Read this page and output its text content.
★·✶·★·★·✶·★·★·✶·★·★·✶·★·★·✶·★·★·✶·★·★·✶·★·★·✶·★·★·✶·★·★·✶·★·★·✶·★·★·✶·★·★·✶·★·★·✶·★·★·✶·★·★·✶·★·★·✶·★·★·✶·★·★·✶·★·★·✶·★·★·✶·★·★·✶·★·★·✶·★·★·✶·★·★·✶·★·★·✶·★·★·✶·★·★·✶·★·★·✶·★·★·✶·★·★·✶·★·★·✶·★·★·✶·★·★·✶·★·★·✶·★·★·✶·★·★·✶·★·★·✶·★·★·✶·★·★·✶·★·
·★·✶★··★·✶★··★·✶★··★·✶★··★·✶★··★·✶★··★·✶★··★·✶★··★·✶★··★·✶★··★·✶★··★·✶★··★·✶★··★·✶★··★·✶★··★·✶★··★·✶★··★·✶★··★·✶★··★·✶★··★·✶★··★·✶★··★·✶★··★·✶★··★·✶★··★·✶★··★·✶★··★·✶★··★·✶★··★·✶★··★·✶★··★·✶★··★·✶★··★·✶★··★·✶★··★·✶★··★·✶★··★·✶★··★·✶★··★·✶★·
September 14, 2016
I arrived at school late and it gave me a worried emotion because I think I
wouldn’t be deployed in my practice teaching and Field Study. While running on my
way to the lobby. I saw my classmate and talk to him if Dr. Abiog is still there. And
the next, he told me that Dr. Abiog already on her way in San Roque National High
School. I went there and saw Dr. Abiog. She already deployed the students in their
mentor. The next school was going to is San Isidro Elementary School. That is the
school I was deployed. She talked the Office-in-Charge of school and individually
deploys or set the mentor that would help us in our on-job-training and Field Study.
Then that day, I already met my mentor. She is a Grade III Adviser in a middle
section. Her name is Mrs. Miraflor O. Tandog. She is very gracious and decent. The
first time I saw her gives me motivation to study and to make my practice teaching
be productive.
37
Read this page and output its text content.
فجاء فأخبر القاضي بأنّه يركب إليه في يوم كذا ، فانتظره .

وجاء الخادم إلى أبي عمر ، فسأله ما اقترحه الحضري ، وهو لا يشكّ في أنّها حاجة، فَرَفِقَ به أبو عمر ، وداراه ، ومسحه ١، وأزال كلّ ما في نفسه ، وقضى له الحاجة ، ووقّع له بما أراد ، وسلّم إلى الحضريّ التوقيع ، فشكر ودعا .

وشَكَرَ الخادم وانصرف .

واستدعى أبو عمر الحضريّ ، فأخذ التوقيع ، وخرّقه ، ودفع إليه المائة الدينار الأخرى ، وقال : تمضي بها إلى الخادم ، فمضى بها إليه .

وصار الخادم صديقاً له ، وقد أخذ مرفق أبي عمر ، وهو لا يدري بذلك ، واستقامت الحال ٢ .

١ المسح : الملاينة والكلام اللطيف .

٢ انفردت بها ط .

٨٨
++++
- THE REQUEST -
Print again each line of the listing above, exactly as it appears.

- EXERCISE ANSWER -
Read this page and output its text content.
★·✶·★·★·✶·★·★·✶·★·★·✶·★·★·✶·★·★·✶·★·★·✶·★·★·✶·★·★·✶·★·★·✶·★·★·✶·★·★·✶·★·★·✶·★·★·✶·★·★·✶·★·★·✶·★·★·✶·★·★·✶·★·★·✶·★·★·✶·★·★·✶·★·★·✶·★·★·✶·★·★·✶·★·★·✶·★·★·✶·★·★·✶·★·★·✶·★·★·✶·★·★·✶·★·★·✶·★·★·✶·★·★·✶·★·★·✶·★·★·✶·★·★·✶·★·★·✶·★·★·✶·★·★·✶·★·★·✶·★·
·★·✶★··★·✶★··★·✶★··★·✶★··★·✶★··★·✶★··★·✶★··★·✶★··★·✶★··★·✶★··★·✶★··★·✶★··★·✶★··★·✶★··★·✶★··★·✶★··★·✶★··★·✶★··★·✶★··★·✶★··★·✶★··★·✶★··★·✶★··★·✶★··★·✶★··★·✶★··★·✶★··★·✶★··★·✶★··★·✶★··★·✶★··★·✶★··★·✶★··★·✶★··★·✶★··★·✶★··★·✶★··★·✶★··★·✶★··★·✶★·
September 14, 2016
I arrived at school late and it gave me a worried emotion because I think I
wouldn’t be deployed in my practice teaching and Field Study. While running on my
way to the lobby. I saw my classmate and talk to him if Dr. Abiog is still there. And
the next, he told me that Dr. Abiog already on her way in San Roque National High
School. I went there and saw Dr. Abiog. She already deployed the students in their
mentor. The next school was going to is San Isidro Elementary School. That is the
school I was deployed. She talked the Office-in-Charge of school and individually
deploys or set the mentor that would help us in our on-job-training and Field Study.
Then that day, I already met my mentor. She is a Grade III Adviser in a middle
section. Her name is Mrs. Miraflor O. Tandog. She is very gracious and decent. The
first time I saw her gives me motivation to study and to make my practice teaching
be productive.
37
Read this page and output its text content.
فجاء فأخبر القاضي بأنّه يركب إليه في يوم كذا ، فانتظره .

وجاء الخادم إلى أبي عمر ، فسأله ما اقترحه الحضري ، وهو لا يشكّ في أنّها حاجة، فَرَفِقَ به أبو عمر ، وداراه ، ومسحه ١، وأزال كلّ ما في نفسه ، وقضى له الحاجة ، ووقّع له بما أراد ، وسلّم إلى الحضريّ التوقيع ، فشكر ودعا .

وشَكَرَ الخادم وانصرف .

واستدعى أبو عمر الحضريّ ، فأخذ التوقيع ، وخرّقه ، ودفع إليه المائة الدينار الأخرى ، وقال : تمضي بها إلى الخادم ، فمضى بها إليه .

وصار الخادم صديقاً له ، وقد أخذ مرفق أبي عمر ، وهو لا يدري بذلك ، واستقامت الحال ٢ .

١ المسح : الملاينة والكلام اللطيف .

٢ انفردت بها ط .

٨٨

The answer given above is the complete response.